┌──

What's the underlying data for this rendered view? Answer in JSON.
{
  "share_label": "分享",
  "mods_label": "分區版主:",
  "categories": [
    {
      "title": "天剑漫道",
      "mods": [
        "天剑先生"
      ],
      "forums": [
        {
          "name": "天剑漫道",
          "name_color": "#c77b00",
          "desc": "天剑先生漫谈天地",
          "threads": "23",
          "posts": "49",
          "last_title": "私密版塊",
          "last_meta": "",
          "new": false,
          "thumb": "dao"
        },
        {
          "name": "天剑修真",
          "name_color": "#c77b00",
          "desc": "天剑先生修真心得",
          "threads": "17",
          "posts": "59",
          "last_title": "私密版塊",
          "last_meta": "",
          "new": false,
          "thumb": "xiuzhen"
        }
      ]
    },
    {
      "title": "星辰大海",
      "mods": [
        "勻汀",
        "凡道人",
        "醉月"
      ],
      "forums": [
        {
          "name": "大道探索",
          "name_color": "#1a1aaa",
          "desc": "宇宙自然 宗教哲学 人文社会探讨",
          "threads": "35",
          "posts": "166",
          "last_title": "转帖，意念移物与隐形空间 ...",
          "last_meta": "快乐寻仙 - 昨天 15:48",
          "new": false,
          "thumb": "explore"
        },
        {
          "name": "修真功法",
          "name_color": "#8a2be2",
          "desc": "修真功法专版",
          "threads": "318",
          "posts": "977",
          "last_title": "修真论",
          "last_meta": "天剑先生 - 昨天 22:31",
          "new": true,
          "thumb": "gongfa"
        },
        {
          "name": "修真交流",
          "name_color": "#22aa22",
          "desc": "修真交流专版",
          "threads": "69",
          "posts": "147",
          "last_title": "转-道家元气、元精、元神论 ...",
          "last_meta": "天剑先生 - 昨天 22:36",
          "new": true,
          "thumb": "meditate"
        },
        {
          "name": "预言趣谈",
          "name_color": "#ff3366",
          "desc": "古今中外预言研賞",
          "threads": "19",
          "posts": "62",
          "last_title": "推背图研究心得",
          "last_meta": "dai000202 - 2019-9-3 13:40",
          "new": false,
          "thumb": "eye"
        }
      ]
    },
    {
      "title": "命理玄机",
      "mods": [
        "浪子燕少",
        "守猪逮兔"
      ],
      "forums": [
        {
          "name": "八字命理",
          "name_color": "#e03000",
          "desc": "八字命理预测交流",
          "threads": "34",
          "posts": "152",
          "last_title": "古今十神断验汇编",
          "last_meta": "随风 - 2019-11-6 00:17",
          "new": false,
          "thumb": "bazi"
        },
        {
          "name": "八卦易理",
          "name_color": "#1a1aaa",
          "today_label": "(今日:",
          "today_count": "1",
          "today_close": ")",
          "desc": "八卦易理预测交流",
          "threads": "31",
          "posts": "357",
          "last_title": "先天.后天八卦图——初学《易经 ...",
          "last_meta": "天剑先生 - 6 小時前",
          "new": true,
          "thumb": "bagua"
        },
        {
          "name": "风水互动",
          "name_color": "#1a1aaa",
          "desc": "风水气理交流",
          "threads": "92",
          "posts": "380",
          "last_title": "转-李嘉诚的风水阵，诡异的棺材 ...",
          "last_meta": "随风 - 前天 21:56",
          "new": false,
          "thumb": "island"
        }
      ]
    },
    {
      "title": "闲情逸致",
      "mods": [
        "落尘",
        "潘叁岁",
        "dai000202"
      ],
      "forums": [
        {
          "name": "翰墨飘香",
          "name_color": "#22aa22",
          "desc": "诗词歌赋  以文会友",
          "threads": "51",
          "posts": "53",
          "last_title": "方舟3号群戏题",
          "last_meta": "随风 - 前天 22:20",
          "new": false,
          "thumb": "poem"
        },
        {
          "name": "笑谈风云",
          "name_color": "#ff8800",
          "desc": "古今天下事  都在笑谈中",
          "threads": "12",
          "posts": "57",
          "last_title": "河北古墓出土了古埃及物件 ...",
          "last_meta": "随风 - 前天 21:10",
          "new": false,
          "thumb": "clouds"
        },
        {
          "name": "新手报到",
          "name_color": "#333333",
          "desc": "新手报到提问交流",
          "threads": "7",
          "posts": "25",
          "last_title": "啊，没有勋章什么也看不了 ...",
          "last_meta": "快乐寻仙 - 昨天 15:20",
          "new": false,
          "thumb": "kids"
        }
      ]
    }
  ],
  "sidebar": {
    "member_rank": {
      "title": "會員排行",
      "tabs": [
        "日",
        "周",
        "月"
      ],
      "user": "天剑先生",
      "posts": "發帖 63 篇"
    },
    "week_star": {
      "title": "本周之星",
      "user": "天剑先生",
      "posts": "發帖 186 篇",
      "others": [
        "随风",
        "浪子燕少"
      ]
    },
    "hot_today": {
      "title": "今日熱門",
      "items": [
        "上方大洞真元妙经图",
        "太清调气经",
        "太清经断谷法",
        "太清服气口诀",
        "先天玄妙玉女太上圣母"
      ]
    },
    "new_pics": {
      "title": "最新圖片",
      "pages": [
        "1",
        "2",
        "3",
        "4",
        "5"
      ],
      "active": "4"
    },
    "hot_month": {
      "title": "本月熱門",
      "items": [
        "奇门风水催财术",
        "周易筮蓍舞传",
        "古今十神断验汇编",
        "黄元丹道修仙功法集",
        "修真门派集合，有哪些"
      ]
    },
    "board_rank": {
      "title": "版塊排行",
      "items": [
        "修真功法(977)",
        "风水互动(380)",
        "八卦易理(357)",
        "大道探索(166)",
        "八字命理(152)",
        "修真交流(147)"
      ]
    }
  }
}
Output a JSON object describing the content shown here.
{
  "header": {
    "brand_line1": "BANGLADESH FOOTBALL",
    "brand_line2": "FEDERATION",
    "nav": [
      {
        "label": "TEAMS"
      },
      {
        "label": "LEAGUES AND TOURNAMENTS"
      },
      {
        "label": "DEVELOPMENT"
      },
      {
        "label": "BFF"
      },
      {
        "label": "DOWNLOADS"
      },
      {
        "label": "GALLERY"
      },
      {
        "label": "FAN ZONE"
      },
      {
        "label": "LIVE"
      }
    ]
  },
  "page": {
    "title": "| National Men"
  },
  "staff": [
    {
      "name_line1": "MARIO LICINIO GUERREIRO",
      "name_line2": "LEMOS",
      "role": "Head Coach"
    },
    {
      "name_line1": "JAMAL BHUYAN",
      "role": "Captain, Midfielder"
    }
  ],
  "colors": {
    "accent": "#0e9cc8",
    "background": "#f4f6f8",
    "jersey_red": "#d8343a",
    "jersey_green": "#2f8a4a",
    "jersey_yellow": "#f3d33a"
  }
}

└──

Request: Please output every record, keeping each line exact.

Result:
What's the underlying data for this rendered view? Answer in JSON.
{
  "share_label": "分享",
  "mods_label": "分區版主:",
  "categories": [
    {
      "title": "天剑漫道",
      "mods": [
        "天剑先生"
      ],
      "forums": [
        {
          "name": "天剑漫道",
          "name_color": "#c77b00",
          "desc": "天剑先生漫谈天地",
          "threads": "23",
          "posts": "49",
          "last_title": "私密版塊",
          "last_meta": "",
          "new": false,
          "thumb": "dao"
        },
        {
          "name": "天剑修真",
          "name_color": "#c77b00",
          "desc": "天剑先生修真心得",
          "threads": "17",
          "posts": "59",
          "last_title": "私密版塊",
          "last_meta": "",
          "new": false,
          "thumb": "xiuzhen"
        }
      ]
    },
    {
      "title": "星辰大海",
      "mods": [
        "勻汀",
        "凡道人",
        "醉月"
      ],
      "forums": [
        {
          "name": "大道探索",
          "name_color": "#1a1aaa",
          "desc": "宇宙自然 宗教哲学 人文社会探讨",
          "threads": "35",
          "posts": "166",
          "last_title": "转帖，意念移物与隐形空间 ...",
          "last_meta": "快乐寻仙 - 昨天 15:48",
          "new": false,
          "thumb": "explore"
        },
        {
          "name": "修真功法",
          "name_color": "#8a2be2",
          "desc": "修真功法专版",
          "threads": "318",
          "posts": "977",
          "last_title": "修真论",
          "last_meta": "天剑先生 - 昨天 22:31",
          "new": true,
          "thumb": "gongfa"
        },
        {
          "name": "修真交流",
          "name_color": "#22aa22",
          "desc": "修真交流专版",
          "threads": "69",
          "posts": "147",
          "last_title": "转-道家元气、元精、元神论 ...",
          "last_meta": "天剑先生 - 昨天 22:36",
          "new": true,
          "thumb": "meditate"
        },
        {
          "name": "预言趣谈",
          "name_color": "#ff3366",
          "desc": "古今中外预言研賞",
          "threads": "19",
          "posts": "62",
          "last_title": "推背图研究心得",
          "last_meta": "dai000202 - 2019-9-3 13:40",
          "new": false,
          "thumb": "eye"
        }
      ]
    },
    {
      "title": "命理玄机",
      "mods": [
        "浪子燕少",
        "守猪逮兔"
      ],
      "forums": [
        {
          "name": "八字命理",
          "name_color": "#e03000",
          "desc": "八字命理预测交流",
          "threads": "34",
          "posts": "152",
          "last_title": "古今十神断验汇编",
          "last_meta": "随风 - 2019-11-6 00:17",
          "new": false,
          "thumb": "bazi"
        },
        {
          "name": "八卦易理",
          "name_color": "#1a1aaa",
          "today_label": "(今日:",
          "today_count": "1",
          "today_close": ")",
          "desc": "八卦易理预测交流",
          "threads": "31",
          "posts": "357",
          "last_title": "先天.后天八卦图——初学《易经 ...",
          "last_meta": "天剑先生 - 6 小時前",
          "new": true,
          "thumb": "bagua"
        },
        {
          "name": "风水互动",
          "name_color": "#1a1aaa",
          "desc": "风水气理交流",
          "threads": "92",
          "posts": "380",
          "last_title": "转-李嘉诚的风水阵，诡异的棺材 ...",
          "last_meta": "随风 - 前天 21:56",
          "new": false,
          "thumb": "island"
        }
      ]
    },
    {
      "title": "闲情逸致",
      "mods": [
        "落尘",
        "潘叁岁",
        "dai000202"
      ],
      "forums": [
        {
          "name": "翰墨飘香",
          "name_color": "#22aa22",
          "desc": "诗词歌赋  以文会友",
          "threads": "51",
          "posts": "53",
          "last_title": "方舟3号群戏题",
          "last_meta": "随风 - 前天 22:20",
          "new": false,
          "thumb": "poem"
        },
        {
          "name": "笑谈风云",
          "name_color": "#ff8800",
          "desc": "古今天下事  都在笑谈中",
          "threads": "12",
          "posts": "57",
          "last_title": "河北古墓出土了古埃及物件 ...",
          "last_meta": "随风 - 前天 21:10",
          "new": false,
          "thumb": "clouds"
        },
        {
          "name": "新手报到",
          "name_color": "#333333",
          "desc": "新手报到提问交流",
          "threads": "7",
          "posts": "25",
          "last_title": "啊，没有勋章什么也看不了 ...",
          "last_meta": "快乐寻仙 - 昨天 15:20",
          "new": false,
          "thumb": "kids"
        }
      ]
    }
  ],
  "sidebar": {
    "member_rank": {
      "title": "會員排行",
      "tabs": [
        "日",
        "周",
        "月"
      ],
      "user": "天剑先生",
      "posts": "發帖 63 篇"
    },
    "week_star": {
      "title": "本周之星",
      "user": "天剑先生",
      "posts": "發帖 186 篇",
      "others": [
        "随风",
        "浪子燕少"
      ]
    },
    "hot_today": {
      "title": "今日熱門",
      "items": [
        "上方大洞真元妙经图",
        "太清调气经",
        "太清经断谷法",
        "太清服气口诀",
        "先天玄妙玉女太上圣母"
      ]
    },
    "new_pics": {
      "title": "最新圖片",
      "pages": [
        "1",
        "2",
        "3",
        "4",
        "5"
      ],
      "active": "4"
    },
    "hot_month": {
      "title": "本月熱門",
      "items": [
        "奇门风水催财术",
        "周易筮蓍舞传",
        "古今十神断验汇编",
        "黄元丹道修仙功法集",
        "修真门派集合，有哪些"
      ]
    },
    "board_rank": {
      "title": "版塊排行",
      "items": [
        "修真功法(977)",
        "风水互动(380)",
        "八卦易理(357)",
        "大道探索(166)",
        "八字命理(152)",
        "修真交流(147)"
      ]
    }
  }
}
Output a JSON object describing the content shown here.
{
  "header": {
    "brand_line1": "BANGLADESH FOOTBALL",
    "brand_line2": "FEDERATION",
    "nav": [
      {
        "label": "TEAMS"
      },
      {
        "label": "LEAGUES AND TOURNAMENTS"
      },
      {
        "label": "DEVELOPMENT"
      },
      {
        "label": "BFF"
      },
      {
        "label": "DOWNLOADS"
      },
      {
        "label": "GALLERY"
      },
      {
        "label": "FAN ZONE"
      },
      {
        "label": "LIVE"
      }
    ]
  },
  "page": {
    "title": "| National Men"
  },
  "staff": [
    {
      "name_line1": "MARIO LICINIO GUERREIRO",
      "name_line2": "LEMOS",
      "role": "Head Coach"
    },
    {
      "name_line1": "JAMAL BHUYAN",
      "role": "Captain, Midfielder"
    }
  ],
  "colors": {
    "accent": "#0e9cc8",
    "background": "#f4f6f8",
    "jersey_red": "#d8343a",
    "jersey_green": "#2f8a4a",
    "jersey_yellow": "#f3d33a"
  }
}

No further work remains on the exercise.